# Data
◆ ◆ ◆ ◆

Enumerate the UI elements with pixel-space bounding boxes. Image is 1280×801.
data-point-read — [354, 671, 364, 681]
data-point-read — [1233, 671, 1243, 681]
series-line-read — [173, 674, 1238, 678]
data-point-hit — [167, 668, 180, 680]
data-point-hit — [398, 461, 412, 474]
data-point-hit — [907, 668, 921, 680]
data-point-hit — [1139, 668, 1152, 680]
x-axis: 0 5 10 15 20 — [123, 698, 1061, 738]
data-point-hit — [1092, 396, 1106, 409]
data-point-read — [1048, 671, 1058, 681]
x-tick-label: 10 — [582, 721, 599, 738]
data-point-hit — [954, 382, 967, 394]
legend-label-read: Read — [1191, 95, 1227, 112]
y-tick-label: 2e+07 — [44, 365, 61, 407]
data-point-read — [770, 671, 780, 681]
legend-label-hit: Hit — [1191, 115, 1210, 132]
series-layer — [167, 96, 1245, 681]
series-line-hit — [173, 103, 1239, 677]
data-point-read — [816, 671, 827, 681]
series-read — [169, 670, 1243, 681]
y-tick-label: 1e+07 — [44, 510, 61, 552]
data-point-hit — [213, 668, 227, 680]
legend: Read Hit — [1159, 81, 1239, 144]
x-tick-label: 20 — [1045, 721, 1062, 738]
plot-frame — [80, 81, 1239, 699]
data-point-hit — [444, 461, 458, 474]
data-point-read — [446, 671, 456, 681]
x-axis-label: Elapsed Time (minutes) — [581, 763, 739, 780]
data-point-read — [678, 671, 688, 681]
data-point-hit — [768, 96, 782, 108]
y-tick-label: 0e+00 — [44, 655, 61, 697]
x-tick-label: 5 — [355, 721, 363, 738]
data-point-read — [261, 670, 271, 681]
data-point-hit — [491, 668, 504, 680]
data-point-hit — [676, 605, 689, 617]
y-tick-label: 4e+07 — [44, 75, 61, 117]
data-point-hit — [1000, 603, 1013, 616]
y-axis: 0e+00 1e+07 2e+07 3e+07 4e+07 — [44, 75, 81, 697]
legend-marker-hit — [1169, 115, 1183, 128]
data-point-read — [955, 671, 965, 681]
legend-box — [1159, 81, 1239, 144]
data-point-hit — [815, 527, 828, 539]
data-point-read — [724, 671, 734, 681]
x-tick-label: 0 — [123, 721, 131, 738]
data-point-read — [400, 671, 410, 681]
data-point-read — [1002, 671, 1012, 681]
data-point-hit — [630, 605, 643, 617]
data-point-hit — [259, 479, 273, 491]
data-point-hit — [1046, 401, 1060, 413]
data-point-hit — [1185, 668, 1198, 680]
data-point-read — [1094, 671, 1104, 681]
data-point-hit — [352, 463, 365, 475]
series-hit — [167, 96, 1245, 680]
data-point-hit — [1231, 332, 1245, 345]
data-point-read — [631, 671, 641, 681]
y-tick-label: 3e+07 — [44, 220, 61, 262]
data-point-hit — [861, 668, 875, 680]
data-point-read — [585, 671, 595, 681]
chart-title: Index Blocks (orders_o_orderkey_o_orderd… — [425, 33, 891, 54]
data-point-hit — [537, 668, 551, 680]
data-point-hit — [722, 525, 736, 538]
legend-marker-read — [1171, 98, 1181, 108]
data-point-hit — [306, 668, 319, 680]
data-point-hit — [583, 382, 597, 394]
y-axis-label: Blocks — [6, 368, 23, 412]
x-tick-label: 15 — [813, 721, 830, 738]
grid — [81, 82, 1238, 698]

◆ ◆ ◆ ◆

# Set exercise
Please copy out every line of the records above word for word, keeping each line in its original order and form.

# Expected answer
Enumerate the UI elements with pixel-space bounding boxes. Image is 1280×801.
data-point-read — [354, 671, 364, 681]
data-point-read — [1233, 671, 1243, 681]
series-line-read — [173, 674, 1238, 678]
data-point-hit — [167, 668, 180, 680]
data-point-hit — [398, 461, 412, 474]
data-point-hit — [907, 668, 921, 680]
data-point-hit — [1139, 668, 1152, 680]
x-axis: 0 5 10 15 20 — [123, 698, 1061, 738]
data-point-hit — [1092, 396, 1106, 409]
data-point-read — [1048, 671, 1058, 681]
x-tick-label: 10 — [582, 721, 599, 738]
data-point-hit — [954, 382, 967, 394]
legend-label-read: Read — [1191, 95, 1227, 112]
y-tick-label: 2e+07 — [44, 365, 61, 407]
data-point-read — [770, 671, 780, 681]
legend-label-hit: Hit — [1191, 115, 1210, 132]
series-layer — [167, 96, 1245, 681]
series-line-hit — [173, 103, 1239, 677]
data-point-read — [816, 671, 827, 681]
series-read — [169, 670, 1243, 681]
y-tick-label: 1e+07 — [44, 510, 61, 552]
data-point-hit — [213, 668, 227, 680]
legend: Read Hit — [1159, 81, 1239, 144]
x-tick-label: 20 — [1045, 721, 1062, 738]
plot-frame — [80, 81, 1239, 699]
data-point-hit — [444, 461, 458, 474]
data-point-read — [446, 671, 456, 681]
x-axis-label: Elapsed Time (minutes) — [581, 763, 739, 780]
data-point-read — [678, 671, 688, 681]
data-point-hit — [768, 96, 782, 108]
y-tick-label: 0e+00 — [44, 655, 61, 697]
x-tick-label: 5 — [355, 721, 363, 738]
data-point-read — [261, 670, 271, 681]
data-point-hit — [491, 668, 504, 680]
data-point-hit — [676, 605, 689, 617]
y-tick-label: 4e+07 — [44, 75, 61, 117]
data-point-hit — [1000, 603, 1013, 616]
y-axis: 0e+00 1e+07 2e+07 3e+07 4e+07 — [44, 75, 81, 697]
legend-marker-hit — [1169, 115, 1183, 128]
data-point-read — [955, 671, 965, 681]
legend-box — [1159, 81, 1239, 144]
data-point-hit — [815, 527, 828, 539]
data-point-read — [724, 671, 734, 681]
x-tick-label: 0 — [123, 721, 131, 738]
data-point-read — [400, 671, 410, 681]
data-point-read — [1002, 671, 1012, 681]
data-point-hit — [630, 605, 643, 617]
data-point-hit — [259, 479, 273, 491]
data-point-hit — [1046, 401, 1060, 413]
data-point-hit — [1185, 668, 1198, 680]
data-point-read — [1094, 671, 1104, 681]
data-point-hit — [352, 463, 365, 475]
series-hit — [167, 96, 1245, 680]
data-point-hit — [1231, 332, 1245, 345]
data-point-read — [631, 671, 641, 681]
y-tick-label: 3e+07 — [44, 220, 61, 262]
data-point-hit — [861, 668, 875, 680]
data-point-read — [585, 671, 595, 681]
chart-title: Index Blocks (orders_o_orderkey_o_orderd… — [425, 33, 891, 54]
data-point-hit — [537, 668, 551, 680]
data-point-hit — [722, 525, 736, 538]
legend-marker-read — [1171, 98, 1181, 108]
data-point-hit — [306, 668, 319, 680]
data-point-hit — [583, 382, 597, 394]
y-axis-label: Blocks — [6, 368, 23, 412]
x-tick-label: 15 — [813, 721, 830, 738]
grid — [81, 82, 1238, 698]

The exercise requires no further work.